▶ **Given request**
Return the records, each one exactly as written.
## Start Dataset records
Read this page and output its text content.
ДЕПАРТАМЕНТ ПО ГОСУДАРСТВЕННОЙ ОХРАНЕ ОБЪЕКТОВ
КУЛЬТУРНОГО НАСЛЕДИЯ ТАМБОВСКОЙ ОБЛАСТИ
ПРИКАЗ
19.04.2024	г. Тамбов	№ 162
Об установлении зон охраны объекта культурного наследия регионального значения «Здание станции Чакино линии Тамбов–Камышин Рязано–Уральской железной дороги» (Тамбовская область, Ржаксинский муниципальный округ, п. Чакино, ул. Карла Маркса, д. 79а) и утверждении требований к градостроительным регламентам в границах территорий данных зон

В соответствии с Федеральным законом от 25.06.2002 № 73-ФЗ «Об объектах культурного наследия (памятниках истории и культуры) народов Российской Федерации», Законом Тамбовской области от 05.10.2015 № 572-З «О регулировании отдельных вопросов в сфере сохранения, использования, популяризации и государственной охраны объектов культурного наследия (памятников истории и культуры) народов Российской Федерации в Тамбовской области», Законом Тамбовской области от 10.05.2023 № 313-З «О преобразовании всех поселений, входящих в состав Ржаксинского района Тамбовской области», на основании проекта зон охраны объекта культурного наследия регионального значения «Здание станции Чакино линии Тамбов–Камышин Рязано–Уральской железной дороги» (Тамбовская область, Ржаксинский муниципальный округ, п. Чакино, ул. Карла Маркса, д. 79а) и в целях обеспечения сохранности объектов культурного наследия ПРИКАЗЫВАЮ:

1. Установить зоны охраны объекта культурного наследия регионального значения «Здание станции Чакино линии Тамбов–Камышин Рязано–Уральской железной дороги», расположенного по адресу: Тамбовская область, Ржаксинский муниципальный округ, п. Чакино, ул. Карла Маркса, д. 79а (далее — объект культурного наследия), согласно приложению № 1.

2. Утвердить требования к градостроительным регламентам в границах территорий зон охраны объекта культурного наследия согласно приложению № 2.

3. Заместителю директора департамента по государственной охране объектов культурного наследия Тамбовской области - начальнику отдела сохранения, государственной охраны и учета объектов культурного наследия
## End Dataset records
▶ **Final answer**
Read this page and output its text content.
ДЕПАРТАМЕНТ ПО ГОСУДАРСТВЕННОЙ ОХРАНЕ ОБЪЕКТОВ
КУЛЬТУРНОГО НАСЛЕДИЯ ТАМБОВСКОЙ ОБЛАСТИ
ПРИКАЗ
19.04.2024	г. Тамбов	№ 162
Об установлении зон охраны объекта культурного наследия регионального значения «Здание станции Чакино линии Тамбов–Камышин Рязано–Уральской железной дороги» (Тамбовская область, Ржаксинский муниципальный округ, п. Чакино, ул. Карла Маркса, д. 79а) и утверждении требований к градостроительным регламентам в границах территорий данных зон

В соответствии с Федеральным законом от 25.06.2002 № 73-ФЗ «Об объектах культурного наследия (памятниках истории и культуры) народов Российской Федерации», Законом Тамбовской области от 05.10.2015 № 572-З «О регулировании отдельных вопросов в сфере сохранения, использования, популяризации и государственной охраны объектов культурного наследия (памятников истории и культуры) народов Российской Федерации в Тамбовской области», Законом Тамбовской области от 10.05.2023 № 313-З «О преобразовании всех поселений, входящих в состав Ржаксинского района Тамбовской области», на основании проекта зон охраны объекта культурного наследия регионального значения «Здание станции Чакино линии Тамбов–Камышин Рязано–Уральской железной дороги» (Тамбовская область, Ржаксинский муниципальный округ, п. Чакино, ул. Карла Маркса, д. 79а) и в целях обеспечения сохранности объектов культурного наследия ПРИКАЗЫВАЮ:

1. Установить зоны охраны объекта культурного наследия регионального значения «Здание станции Чакино линии Тамбов–Камышин Рязано–Уральской железной дороги», расположенного по адресу: Тамбовская область, Ржаксинский муниципальный округ, п. Чакино, ул. Карла Маркса, д. 79а (далее — объект культурного наследия), согласно приложению № 1.

2. Утвердить требования к градостроительным регламентам в границах территорий зон охраны объекта культурного наследия согласно приложению № 2.

3. Заместителю директора департамента по государственной охране объектов культурного наследия Тамбовской области - начальнику отдела сохранения, государственной охраны и учета объектов культурного наследия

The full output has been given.